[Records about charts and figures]
_ _ _

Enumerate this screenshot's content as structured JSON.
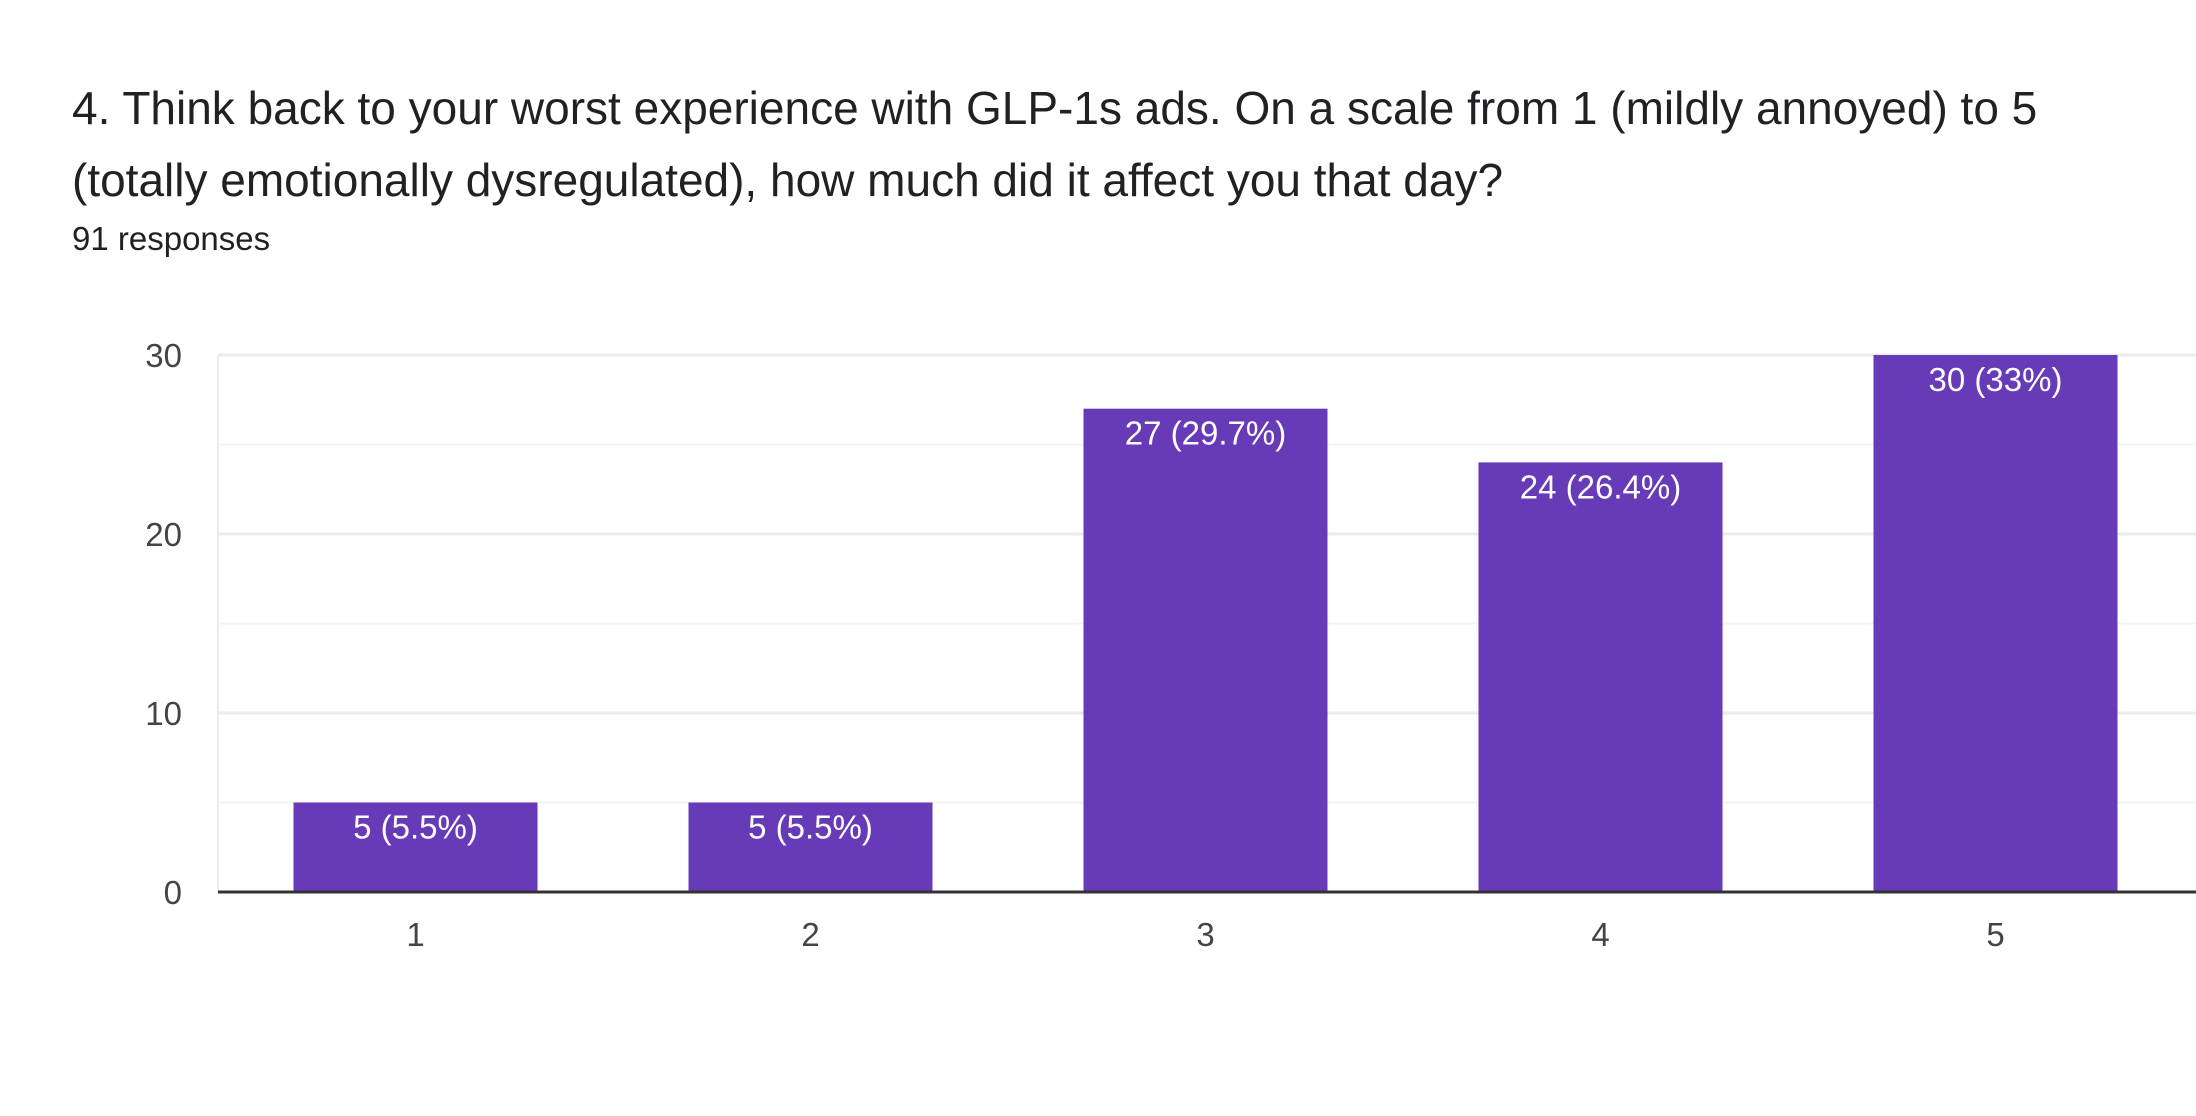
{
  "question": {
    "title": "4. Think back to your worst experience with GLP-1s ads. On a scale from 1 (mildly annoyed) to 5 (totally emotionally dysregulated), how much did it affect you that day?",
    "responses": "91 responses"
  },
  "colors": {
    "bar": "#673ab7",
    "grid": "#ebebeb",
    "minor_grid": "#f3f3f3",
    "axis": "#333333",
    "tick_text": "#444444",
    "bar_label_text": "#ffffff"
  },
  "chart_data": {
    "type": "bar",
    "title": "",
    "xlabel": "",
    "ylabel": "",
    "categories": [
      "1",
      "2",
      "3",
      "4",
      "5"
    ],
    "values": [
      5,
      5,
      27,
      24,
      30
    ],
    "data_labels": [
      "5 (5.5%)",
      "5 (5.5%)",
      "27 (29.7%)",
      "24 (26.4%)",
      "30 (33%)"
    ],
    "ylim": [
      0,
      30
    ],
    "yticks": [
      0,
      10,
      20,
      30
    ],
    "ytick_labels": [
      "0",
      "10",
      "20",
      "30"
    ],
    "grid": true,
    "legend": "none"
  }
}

_ _ _

● **EXERCISE BRIEF**
List every line from the entries above in which "title" appears.

● **ANSWER IN FULL**
    "title": "4. Think back to your worst experience with GLP-1s ads. On a scale from 1 (mildly annoyed) to 5 (totally emotionally dysregulated), how much did it affect you that day?",
    "title": "",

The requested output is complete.